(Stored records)

----

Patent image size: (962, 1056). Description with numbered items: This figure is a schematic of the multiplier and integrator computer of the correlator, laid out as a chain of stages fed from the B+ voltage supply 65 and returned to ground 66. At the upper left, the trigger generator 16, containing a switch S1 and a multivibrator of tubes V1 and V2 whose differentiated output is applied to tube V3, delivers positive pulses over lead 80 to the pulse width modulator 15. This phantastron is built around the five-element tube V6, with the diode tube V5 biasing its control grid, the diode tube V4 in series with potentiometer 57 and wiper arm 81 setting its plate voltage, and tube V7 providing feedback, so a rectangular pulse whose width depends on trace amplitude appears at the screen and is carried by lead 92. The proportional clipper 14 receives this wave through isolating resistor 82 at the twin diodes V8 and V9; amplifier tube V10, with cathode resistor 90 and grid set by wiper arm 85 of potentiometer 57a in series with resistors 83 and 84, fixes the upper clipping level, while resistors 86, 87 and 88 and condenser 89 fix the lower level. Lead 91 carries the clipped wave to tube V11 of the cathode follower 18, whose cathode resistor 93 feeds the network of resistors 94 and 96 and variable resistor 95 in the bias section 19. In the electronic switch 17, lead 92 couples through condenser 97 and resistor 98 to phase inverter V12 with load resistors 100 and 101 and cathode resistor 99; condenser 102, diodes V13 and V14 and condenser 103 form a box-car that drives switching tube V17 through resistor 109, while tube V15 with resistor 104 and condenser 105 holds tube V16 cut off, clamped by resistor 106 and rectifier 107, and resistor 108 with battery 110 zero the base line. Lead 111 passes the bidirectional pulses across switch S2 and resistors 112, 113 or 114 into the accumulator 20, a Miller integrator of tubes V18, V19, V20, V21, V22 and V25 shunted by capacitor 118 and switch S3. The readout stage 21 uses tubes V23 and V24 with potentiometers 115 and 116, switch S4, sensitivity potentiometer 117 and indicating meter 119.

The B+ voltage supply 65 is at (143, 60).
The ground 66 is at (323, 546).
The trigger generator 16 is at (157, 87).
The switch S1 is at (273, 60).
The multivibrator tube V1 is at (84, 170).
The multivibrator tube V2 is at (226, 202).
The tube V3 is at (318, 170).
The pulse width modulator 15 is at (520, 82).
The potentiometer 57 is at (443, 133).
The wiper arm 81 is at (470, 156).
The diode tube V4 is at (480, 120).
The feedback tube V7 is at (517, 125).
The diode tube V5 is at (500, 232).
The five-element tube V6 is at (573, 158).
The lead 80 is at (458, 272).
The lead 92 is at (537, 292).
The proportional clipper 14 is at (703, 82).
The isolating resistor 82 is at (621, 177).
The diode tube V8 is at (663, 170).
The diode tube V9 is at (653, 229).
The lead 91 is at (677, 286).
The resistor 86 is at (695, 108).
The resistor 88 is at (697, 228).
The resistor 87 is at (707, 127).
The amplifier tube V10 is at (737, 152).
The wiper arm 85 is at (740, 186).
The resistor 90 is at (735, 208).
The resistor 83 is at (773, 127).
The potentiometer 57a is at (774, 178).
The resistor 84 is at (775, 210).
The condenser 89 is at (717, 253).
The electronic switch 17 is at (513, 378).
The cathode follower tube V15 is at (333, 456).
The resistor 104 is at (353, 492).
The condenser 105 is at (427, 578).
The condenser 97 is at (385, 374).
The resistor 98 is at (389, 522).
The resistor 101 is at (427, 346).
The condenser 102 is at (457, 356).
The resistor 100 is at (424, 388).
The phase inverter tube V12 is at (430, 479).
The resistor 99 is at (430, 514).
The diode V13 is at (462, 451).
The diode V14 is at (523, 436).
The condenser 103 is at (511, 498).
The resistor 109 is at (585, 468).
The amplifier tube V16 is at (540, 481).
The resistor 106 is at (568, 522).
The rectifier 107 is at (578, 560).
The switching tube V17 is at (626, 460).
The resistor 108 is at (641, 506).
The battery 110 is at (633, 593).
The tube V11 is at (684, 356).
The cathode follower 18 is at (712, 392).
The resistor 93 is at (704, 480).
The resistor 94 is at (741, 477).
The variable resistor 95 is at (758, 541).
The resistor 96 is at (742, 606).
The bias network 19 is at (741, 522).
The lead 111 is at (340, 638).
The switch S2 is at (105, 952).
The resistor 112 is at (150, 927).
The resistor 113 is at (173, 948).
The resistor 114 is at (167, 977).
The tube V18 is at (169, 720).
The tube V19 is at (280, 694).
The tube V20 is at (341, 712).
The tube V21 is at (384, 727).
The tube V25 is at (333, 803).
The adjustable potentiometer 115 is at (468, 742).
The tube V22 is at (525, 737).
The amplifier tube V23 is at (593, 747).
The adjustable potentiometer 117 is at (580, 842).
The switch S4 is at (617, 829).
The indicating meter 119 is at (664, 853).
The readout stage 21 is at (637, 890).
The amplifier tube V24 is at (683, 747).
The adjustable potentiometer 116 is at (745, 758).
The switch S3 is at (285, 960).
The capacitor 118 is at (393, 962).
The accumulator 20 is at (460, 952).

----

Stated exercise
Rewrite each line of the listing above as an item in a numbered list, leaving out any blank lines.

Answer to the problem
1. Patent image size: (962, 1056). Description with numbered items: This figure is a schematic of the multiplier and integrator computer of the correlator, laid out as a chain of stages fed from the B+ voltage supply 65 and returned to ground 66. At the upper left, the trigger generator 16, containing a switch S1 and a multivibrator of tubes V1 and V2 whose differentiated output is applied to tube V3, delivers positive pulses over lead 80 to the pulse width modulator 15. This phantastron is built around the five-element tube V6, with the diode tube V5 biasing its control grid, the diode tube V4 in series with potentiometer 57 and wiper arm 81 setting its plate voltage, and tube V7 providing feedback, so a rectangular pulse whose width depends on trace amplitude appears at the screen and is carried by lead 92. The proportional clipper 14 receives this wave through isolating resistor 82 at the twin diodes V8 and V9; amplifier tube V10, with cathode resistor 90 and grid set by wiper arm 85 of potentiometer 57a in series with resistors 83 and 84, fixes the upper clipping level, while resistors 86, 87 and 88 and condenser 89 fix the lower level. Lead 91 carries the clipped wave to tube V11 of the cathode follower 18, whose cathode resistor 93 feeds the network of resistors 94 and 96 and variable resistor 95 in the bias section 19. In the electronic switch 17, lead 92 couples through condenser 97 and resistor 98 to phase inverter V12 with load resistors 100 and 101 and cathode resistor 99; condenser 102, diodes V13 and V14 and condenser 103 form a box-car that drives switching tube V17 through resistor 109, while tube V15 with resistor 104 and condenser 105 holds tube V16 cut off, clamped by resistor 106 and rectifier 107, and resistor 108 with battery 110 zero the base line. Lead 111 passes the bidirectional pulses across switch S2 and resistors 112, 113 or 114 into the accumulator 20, a Miller integrator of tubes V18, V19, V20, V21, V22 and V25 shunted by capacitor 118 and switch S3. The readout stage 21 uses tubes V23 and V24 with potentiometers 115 and 116, switch S4, sensitivity potentiometer 117 and indicating meter 119.
2. The B+ voltage supply 65 is at (143, 60).
3. The ground 66 is at (323, 546).
4. The trigger generator 16 is at (157, 87).
5. The switch S1 is at (273, 60).
6. The multivibrator tube V1 is at (84, 170).
7. The multivibrator tube V2 is at (226, 202).
8. The tube V3 is at (318, 170).
9. The pulse width modulator 15 is at (520, 82).
10. The potentiometer 57 is at (443, 133).
11. The wiper arm 81 is at (470, 156).
12. The diode tube V4 is at (480, 120).
13. The feedback tube V7 is at (517, 125).
14. The diode tube V5 is at (500, 232).
15. The five-element tube V6 is at (573, 158).
16. The lead 80 is at (458, 272).
17. The lead 92 is at (537, 292).
18. The proportional clipper 14 is at (703, 82).
19. The isolating resistor 82 is at (621, 177).
20. The diode tube V8 is at (663, 170).
21. The diode tube V9 is at (653, 229).
22. The lead 91 is at (677, 286).
23. The resistor 86 is at (695, 108).
24. The resistor 88 is at (697, 228).
25. The resistor 87 is at (707, 127).
26. The amplifier tube V10 is at (737, 152).
27. The wiper arm 85 is at (740, 186).
28. The resistor 90 is at (735, 208).
29. The resistor 83 is at (773, 127).
30. The potentiometer 57a is at (774, 178).
31. The resistor 84 is at (775, 210).
32. The condenser 89 is at (717, 253).
33. The electronic switch 17 is at (513, 378).
34. The cathode follower tube V15 is at (333, 456).
35. The resistor 104 is at (353, 492).
36. The condenser 105 is at (427, 578).
37. The condenser 97 is at (385, 374).
38. The resistor 98 is at (389, 522).
39. The resistor 101 is at (427, 346).
40. The condenser 102 is at (457, 356).
41. The resistor 100 is at (424, 388).
42. The phase inverter tube V12 is at (430, 479).
43. The resistor 99 is at (430, 514).
44. The diode V13 is at (462, 451).
45. The diode V14 is at (523, 436).
46. The condenser 103 is at (511, 498).
47. The resistor 109 is at (585, 468).
48. The amplifier tube V16 is at (540, 481).
49. The resistor 106 is at (568, 522).
50. The rectifier 107 is at (578, 560).
51. The switching tube V17 is at (626, 460).
52. The resistor 108 is at (641, 506).
53. The battery 110 is at (633, 593).
54. The tube V11 is at (684, 356).
55. The cathode follower 18 is at (712, 392).
56. The resistor 93 is at (704, 480).
57. The resistor 94 is at (741, 477).
58. The variable resistor 95 is at (758, 541).
59. The resistor 96 is at (742, 606).
60. The bias network 19 is at (741, 522).
61. The lead 111 is at (340, 638).
62. The switch S2 is at (105, 952).
63. The resistor 112 is at (150, 927).
64. The resistor 113 is at (173, 948).
65. The resistor 114 is at (167, 977).
66. The tube V18 is at (169, 720).
67. The tube V19 is at (280, 694).
68. The tube V20 is at (341, 712).
69. The tube V21 is at (384, 727).
70. The tube V25 is at (333, 803).
71. The adjustable potentiometer 115 is at (468, 742).
72. The tube V22 is at (525, 737).
73. The amplifier tube V23 is at (593, 747).
74. The adjustable potentiometer 117 is at (580, 842).
75. The switch S4 is at (617, 829).
76. The indicating meter 119 is at (664, 853).
77. The readout stage 21 is at (637, 890).
78. The amplifier tube V24 is at (683, 747).
79. The adjustable potentiometer 116 is at (745, 758).
80. The switch S3 is at (285, 960).
81. The capacitor 118 is at (393, 962).
82. The accumulator 20 is at (460, 952).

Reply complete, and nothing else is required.